EXERCISE OBJECTIVE
Pick out the lines below that include the string "STEP".

THE DATA
##############################

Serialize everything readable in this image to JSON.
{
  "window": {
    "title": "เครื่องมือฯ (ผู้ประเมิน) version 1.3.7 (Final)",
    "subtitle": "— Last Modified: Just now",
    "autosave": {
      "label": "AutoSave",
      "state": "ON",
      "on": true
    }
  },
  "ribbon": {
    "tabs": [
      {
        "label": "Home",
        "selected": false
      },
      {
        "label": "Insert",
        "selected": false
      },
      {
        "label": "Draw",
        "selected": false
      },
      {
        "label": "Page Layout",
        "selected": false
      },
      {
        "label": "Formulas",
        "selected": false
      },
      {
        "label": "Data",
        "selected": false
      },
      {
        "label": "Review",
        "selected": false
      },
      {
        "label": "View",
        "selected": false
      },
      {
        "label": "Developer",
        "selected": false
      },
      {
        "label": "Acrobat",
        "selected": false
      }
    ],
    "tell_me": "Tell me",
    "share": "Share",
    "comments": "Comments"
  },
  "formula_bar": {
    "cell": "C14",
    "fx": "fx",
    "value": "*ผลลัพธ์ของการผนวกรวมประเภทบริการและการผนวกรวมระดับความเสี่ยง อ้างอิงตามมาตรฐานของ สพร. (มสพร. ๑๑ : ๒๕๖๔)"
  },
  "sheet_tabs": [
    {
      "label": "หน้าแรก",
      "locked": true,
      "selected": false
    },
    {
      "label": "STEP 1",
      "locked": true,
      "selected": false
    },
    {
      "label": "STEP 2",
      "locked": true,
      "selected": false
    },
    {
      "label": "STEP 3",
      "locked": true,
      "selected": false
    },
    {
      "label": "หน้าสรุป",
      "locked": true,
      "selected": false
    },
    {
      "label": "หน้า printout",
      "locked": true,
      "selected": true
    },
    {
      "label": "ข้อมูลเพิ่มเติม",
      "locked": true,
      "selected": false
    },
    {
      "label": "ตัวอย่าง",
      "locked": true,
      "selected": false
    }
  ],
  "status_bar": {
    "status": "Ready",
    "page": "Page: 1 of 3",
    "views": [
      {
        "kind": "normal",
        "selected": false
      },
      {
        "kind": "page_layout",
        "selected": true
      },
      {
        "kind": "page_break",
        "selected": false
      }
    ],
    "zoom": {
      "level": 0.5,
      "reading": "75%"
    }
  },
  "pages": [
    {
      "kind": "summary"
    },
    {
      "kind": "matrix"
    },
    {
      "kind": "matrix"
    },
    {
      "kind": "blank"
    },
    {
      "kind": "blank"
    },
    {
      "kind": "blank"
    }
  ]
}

##############################

EXERCISE RESPONSE
      "label": "STEP 1",
      "label": "STEP 2",
      "label": "STEP 3",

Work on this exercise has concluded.